WHAT YOU NEED TO DO | Using the records below, count the lines with "amount" in them. Give the number only.
+++
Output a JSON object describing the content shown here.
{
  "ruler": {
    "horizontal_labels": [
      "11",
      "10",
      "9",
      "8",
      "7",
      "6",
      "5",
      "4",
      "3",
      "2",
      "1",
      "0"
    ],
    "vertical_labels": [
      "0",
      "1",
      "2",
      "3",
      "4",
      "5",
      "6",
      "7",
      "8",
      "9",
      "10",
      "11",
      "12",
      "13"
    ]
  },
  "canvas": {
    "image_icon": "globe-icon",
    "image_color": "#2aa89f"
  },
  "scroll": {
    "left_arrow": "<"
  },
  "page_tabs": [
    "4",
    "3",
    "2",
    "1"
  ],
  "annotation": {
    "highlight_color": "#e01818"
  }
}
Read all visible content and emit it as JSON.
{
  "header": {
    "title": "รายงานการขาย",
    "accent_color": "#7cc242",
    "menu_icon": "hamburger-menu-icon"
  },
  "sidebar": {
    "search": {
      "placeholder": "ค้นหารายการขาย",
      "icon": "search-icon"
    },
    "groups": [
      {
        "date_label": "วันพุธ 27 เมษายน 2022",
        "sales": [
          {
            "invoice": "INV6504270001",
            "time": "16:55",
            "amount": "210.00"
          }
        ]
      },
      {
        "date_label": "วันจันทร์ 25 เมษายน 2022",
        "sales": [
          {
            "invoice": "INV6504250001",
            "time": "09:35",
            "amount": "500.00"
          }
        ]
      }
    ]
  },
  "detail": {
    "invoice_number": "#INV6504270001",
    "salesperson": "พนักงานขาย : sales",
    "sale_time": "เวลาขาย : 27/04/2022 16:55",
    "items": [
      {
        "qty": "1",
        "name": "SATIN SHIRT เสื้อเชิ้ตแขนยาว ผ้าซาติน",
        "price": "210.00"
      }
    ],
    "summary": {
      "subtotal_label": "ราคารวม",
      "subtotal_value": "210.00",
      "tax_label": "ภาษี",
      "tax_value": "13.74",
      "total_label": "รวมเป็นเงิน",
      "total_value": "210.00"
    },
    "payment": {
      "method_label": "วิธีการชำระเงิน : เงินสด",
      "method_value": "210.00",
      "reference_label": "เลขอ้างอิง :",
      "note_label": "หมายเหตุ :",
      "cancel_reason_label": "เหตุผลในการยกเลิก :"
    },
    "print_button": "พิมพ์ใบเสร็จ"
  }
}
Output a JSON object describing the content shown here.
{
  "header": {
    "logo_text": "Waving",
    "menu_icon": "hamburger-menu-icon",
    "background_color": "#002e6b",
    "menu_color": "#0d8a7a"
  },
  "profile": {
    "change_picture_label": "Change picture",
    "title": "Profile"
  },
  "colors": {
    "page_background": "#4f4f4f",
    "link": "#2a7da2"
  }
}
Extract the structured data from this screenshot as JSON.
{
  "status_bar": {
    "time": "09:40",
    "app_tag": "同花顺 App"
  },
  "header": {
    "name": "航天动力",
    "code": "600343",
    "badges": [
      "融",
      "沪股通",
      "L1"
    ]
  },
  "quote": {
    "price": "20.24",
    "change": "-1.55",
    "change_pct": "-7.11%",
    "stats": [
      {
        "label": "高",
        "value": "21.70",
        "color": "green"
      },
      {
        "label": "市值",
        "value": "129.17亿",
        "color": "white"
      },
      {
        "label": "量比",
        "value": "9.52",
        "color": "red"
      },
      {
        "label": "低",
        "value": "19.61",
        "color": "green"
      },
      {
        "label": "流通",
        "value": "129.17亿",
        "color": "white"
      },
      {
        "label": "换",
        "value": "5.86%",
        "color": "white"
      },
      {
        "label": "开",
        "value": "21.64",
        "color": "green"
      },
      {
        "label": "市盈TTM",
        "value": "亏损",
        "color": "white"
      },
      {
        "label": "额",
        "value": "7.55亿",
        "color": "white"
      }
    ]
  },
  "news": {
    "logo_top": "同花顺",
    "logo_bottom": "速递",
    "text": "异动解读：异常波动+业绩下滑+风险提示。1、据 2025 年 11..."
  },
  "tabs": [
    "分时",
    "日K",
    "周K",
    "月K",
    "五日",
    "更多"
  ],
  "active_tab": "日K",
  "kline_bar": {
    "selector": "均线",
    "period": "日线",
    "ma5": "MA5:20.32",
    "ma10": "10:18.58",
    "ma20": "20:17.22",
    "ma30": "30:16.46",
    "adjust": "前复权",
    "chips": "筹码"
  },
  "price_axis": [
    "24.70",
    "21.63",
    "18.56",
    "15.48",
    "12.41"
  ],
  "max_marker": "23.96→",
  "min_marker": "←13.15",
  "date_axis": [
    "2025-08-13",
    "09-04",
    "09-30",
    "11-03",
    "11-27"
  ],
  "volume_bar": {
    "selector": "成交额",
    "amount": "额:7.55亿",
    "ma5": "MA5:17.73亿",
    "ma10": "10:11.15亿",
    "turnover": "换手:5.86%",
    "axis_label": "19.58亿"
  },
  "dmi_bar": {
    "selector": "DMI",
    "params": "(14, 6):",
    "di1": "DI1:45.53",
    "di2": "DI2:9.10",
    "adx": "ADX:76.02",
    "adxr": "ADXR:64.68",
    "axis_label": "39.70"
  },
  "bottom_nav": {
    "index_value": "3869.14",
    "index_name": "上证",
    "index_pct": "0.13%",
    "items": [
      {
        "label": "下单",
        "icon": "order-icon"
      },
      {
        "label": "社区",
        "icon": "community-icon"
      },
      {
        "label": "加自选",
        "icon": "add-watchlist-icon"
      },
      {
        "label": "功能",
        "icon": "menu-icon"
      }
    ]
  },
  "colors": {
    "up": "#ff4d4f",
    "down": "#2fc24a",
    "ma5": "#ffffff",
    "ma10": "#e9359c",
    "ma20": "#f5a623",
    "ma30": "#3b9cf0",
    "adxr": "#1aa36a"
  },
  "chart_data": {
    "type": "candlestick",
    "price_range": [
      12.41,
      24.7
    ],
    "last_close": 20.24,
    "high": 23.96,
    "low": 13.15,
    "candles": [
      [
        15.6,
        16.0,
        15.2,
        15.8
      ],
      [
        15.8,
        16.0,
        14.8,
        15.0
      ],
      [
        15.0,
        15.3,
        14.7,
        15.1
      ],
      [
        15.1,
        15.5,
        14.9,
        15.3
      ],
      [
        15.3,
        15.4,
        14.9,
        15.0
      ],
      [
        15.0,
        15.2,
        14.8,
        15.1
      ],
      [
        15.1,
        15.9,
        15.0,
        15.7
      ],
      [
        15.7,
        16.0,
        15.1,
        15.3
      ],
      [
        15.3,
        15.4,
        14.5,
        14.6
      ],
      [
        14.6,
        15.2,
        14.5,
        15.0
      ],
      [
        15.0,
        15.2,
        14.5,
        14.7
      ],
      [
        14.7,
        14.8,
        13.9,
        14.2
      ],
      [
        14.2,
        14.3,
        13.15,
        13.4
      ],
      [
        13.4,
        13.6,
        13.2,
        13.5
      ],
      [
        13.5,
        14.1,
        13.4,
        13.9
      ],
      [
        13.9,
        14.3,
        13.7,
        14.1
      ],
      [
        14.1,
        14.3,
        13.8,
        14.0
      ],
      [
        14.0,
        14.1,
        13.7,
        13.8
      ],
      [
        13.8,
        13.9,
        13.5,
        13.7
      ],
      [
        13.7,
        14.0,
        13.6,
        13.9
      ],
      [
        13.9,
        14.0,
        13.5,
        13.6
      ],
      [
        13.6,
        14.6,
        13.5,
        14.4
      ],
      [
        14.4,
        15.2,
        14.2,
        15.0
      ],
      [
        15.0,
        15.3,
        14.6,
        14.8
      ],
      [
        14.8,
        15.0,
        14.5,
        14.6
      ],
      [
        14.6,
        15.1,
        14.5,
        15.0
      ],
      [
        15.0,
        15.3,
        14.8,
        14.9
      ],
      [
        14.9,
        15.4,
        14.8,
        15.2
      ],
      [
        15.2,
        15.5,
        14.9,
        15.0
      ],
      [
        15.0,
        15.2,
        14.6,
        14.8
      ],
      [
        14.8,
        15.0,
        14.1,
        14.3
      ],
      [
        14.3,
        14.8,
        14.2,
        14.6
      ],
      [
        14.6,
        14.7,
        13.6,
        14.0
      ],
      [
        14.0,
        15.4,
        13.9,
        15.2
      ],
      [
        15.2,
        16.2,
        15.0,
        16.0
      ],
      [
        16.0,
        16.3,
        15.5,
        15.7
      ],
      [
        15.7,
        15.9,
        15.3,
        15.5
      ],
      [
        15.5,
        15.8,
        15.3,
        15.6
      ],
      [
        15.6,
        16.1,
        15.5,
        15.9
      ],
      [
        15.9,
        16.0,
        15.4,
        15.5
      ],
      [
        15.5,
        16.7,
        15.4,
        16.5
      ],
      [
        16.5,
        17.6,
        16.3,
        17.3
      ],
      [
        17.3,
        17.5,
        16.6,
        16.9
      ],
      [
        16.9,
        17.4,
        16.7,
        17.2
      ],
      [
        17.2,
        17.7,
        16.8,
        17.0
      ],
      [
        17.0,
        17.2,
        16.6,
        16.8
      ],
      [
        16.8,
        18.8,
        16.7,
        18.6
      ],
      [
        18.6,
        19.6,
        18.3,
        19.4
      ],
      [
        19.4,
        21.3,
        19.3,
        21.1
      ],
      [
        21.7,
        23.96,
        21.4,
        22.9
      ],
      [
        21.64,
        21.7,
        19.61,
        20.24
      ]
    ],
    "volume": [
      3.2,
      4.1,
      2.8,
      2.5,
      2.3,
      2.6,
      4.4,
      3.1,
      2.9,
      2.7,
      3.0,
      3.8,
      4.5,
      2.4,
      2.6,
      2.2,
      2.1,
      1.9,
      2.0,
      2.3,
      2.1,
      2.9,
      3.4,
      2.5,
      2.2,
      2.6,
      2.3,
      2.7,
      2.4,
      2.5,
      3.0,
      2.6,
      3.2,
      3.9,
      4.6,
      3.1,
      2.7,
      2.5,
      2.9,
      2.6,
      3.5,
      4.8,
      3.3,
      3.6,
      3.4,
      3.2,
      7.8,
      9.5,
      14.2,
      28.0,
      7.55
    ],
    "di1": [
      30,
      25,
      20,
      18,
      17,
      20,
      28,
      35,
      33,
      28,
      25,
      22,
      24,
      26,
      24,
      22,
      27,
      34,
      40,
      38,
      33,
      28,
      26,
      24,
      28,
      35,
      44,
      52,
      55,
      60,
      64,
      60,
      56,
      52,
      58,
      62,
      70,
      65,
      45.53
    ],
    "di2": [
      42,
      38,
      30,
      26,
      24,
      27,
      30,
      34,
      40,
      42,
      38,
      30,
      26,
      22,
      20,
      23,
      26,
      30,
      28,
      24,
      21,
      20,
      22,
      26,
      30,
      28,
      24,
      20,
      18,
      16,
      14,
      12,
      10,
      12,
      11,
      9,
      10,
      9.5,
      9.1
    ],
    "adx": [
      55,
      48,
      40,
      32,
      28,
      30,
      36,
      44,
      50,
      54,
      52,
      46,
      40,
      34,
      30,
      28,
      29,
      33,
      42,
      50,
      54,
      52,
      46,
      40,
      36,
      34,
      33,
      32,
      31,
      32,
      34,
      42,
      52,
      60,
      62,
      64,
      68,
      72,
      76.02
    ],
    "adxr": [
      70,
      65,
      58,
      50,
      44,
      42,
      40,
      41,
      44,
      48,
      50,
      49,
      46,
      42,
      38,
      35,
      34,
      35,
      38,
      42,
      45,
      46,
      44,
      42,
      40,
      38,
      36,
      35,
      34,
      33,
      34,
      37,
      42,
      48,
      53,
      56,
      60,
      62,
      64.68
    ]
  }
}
+++
SOLUTION FOR THIS EXERCISE | 3